* YOUR INSTRUCTIONS
Report every line in the listing below where the string "ΔDCB" shows up.

---------- MATERIAL FOR THIS TASK

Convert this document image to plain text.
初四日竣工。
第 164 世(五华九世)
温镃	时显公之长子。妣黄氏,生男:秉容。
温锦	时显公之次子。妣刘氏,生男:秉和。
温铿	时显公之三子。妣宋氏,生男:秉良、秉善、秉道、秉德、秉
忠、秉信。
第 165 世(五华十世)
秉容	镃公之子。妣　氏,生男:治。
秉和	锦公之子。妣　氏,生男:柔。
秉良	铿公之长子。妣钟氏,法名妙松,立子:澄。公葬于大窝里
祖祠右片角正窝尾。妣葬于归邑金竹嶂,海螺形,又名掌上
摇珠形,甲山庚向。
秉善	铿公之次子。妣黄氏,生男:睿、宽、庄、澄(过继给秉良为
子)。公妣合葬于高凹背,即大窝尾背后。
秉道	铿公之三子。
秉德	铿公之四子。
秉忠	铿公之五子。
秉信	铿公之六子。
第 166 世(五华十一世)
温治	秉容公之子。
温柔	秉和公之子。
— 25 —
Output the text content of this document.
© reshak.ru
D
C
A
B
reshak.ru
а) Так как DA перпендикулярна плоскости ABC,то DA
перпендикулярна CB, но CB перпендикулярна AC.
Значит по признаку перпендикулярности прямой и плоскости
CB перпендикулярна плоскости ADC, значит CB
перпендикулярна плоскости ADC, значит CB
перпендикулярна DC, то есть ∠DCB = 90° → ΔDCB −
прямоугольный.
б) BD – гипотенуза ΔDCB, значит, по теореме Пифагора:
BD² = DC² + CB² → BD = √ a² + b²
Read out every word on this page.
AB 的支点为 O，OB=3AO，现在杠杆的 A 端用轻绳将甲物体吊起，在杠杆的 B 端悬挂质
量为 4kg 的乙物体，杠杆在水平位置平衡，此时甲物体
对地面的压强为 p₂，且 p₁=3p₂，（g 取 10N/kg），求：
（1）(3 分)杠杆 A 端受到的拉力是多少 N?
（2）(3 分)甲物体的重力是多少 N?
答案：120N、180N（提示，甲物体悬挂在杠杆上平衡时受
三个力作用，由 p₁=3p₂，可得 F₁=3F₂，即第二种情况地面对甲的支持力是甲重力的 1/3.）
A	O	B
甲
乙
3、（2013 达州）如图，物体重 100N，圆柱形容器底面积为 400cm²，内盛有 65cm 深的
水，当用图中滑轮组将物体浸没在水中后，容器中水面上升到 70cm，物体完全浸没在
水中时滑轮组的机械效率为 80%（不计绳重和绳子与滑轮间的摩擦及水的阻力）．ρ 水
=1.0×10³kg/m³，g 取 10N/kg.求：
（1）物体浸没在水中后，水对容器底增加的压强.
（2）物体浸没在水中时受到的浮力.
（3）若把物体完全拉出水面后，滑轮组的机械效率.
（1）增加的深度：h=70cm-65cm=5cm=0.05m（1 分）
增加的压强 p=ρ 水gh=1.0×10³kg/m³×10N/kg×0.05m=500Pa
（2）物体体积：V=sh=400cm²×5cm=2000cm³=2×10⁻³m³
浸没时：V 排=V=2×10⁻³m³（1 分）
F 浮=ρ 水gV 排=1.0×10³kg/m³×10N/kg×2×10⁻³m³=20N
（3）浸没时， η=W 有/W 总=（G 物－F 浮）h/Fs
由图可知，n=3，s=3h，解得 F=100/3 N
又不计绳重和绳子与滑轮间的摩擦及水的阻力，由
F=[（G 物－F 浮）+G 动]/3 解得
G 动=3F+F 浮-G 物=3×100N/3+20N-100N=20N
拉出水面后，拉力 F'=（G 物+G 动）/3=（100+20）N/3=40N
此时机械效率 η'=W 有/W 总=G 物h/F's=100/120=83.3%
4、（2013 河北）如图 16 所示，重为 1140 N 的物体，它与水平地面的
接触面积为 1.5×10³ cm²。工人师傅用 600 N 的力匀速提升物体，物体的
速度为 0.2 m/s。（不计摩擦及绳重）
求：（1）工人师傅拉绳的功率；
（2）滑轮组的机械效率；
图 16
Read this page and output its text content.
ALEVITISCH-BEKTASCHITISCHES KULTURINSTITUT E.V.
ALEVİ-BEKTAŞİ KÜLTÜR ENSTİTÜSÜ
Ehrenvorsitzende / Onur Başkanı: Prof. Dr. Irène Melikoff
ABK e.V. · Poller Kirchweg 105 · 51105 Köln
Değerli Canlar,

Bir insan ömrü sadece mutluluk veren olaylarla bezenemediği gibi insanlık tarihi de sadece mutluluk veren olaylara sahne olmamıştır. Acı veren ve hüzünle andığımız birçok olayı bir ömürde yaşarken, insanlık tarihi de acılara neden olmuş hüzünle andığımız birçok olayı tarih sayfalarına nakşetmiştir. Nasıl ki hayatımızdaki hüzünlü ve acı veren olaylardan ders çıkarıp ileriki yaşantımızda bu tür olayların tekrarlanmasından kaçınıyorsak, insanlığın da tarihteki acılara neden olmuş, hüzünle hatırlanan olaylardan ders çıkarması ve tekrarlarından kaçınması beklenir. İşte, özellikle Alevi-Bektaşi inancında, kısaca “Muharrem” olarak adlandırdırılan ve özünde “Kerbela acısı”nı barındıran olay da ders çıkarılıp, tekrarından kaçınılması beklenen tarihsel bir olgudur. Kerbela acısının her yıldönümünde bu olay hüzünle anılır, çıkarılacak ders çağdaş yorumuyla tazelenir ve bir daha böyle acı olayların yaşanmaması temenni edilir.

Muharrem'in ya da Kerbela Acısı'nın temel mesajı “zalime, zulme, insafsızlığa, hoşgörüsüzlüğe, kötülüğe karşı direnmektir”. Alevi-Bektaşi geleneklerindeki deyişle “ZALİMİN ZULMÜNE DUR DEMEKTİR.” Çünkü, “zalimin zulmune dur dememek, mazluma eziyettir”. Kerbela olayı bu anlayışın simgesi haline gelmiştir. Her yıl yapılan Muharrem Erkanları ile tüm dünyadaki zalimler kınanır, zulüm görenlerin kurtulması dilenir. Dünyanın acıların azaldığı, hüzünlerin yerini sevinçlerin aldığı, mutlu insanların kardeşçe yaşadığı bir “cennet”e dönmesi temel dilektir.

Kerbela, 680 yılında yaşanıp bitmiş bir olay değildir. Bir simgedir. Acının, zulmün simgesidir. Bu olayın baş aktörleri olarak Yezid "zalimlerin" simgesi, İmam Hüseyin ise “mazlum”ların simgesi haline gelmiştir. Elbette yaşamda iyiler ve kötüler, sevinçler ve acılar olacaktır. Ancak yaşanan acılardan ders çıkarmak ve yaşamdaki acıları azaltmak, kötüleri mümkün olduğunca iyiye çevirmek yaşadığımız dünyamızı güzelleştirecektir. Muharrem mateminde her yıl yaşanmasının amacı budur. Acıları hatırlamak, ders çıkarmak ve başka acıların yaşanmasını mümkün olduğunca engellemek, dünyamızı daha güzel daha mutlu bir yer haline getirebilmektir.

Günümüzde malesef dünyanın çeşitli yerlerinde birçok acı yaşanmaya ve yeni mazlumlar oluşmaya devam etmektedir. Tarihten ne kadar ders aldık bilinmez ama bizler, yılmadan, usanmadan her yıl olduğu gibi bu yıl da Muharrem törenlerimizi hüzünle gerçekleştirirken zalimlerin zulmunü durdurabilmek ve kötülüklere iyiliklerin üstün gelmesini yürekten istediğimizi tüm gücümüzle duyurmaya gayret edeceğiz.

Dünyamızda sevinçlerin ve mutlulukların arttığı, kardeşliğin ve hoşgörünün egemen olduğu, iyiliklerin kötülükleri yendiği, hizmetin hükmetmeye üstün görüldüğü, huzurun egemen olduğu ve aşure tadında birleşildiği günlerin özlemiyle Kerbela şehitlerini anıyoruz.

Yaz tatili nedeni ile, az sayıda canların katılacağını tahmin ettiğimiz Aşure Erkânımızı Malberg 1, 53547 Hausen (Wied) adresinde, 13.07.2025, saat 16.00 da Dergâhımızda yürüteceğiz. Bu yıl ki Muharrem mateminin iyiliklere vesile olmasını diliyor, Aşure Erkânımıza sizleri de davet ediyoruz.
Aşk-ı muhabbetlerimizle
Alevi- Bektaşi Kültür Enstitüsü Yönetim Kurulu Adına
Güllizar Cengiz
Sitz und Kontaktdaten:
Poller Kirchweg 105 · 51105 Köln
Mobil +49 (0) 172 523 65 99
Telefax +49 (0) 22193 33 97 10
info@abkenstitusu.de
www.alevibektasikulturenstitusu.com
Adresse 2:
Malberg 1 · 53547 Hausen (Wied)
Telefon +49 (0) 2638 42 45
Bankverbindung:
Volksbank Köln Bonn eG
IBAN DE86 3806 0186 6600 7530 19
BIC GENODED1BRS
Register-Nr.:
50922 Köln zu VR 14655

--------------------

* SOLUTION TO THE EXERCISE
перпендикулярна DC, то есть ∠DCB = 90° → ΔDCB −
б) BD – гипотенуза ΔDCB, значит, по теореме Пифагора:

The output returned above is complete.